Extracted data —

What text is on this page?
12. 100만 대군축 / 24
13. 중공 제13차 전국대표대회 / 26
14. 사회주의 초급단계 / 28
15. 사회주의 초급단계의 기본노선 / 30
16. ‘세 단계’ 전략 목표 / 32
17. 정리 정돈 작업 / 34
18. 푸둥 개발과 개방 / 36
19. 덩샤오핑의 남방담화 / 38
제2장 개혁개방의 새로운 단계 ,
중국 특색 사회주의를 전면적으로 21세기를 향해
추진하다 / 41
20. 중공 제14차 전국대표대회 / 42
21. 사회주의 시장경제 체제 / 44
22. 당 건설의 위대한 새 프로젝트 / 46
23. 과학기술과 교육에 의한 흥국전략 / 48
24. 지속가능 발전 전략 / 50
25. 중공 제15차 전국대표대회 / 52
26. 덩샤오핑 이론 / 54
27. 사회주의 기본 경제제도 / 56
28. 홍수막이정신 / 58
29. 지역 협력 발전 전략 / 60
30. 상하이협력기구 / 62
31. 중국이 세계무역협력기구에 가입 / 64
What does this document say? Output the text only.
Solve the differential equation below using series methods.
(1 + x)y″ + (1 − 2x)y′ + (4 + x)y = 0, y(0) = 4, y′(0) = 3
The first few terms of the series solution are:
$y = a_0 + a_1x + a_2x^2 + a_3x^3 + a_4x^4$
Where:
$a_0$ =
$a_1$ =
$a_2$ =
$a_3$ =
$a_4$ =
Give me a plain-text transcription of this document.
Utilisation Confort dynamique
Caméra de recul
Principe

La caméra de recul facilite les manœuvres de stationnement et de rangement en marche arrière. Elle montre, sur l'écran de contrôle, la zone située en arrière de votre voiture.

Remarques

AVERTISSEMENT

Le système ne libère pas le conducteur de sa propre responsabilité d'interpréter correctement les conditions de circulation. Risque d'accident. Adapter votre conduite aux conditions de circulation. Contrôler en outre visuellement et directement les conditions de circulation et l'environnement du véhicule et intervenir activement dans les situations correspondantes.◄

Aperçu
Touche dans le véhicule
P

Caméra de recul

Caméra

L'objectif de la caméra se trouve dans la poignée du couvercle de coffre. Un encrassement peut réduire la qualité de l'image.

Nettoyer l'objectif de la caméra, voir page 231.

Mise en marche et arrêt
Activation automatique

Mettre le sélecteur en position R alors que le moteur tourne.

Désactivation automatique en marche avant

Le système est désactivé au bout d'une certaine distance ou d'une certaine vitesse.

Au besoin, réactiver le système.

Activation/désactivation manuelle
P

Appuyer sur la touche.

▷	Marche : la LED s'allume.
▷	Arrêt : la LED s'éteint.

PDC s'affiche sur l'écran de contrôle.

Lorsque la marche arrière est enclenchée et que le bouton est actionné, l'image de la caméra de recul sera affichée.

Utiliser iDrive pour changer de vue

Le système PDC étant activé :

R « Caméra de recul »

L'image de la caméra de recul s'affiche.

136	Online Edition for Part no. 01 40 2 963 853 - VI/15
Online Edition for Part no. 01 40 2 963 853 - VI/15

Your task —
Look through the material and copy each line that has "this".

Task response —
What text is on this page?
What does this document say? Output the text only.
Give me a plain-text transcription of this document.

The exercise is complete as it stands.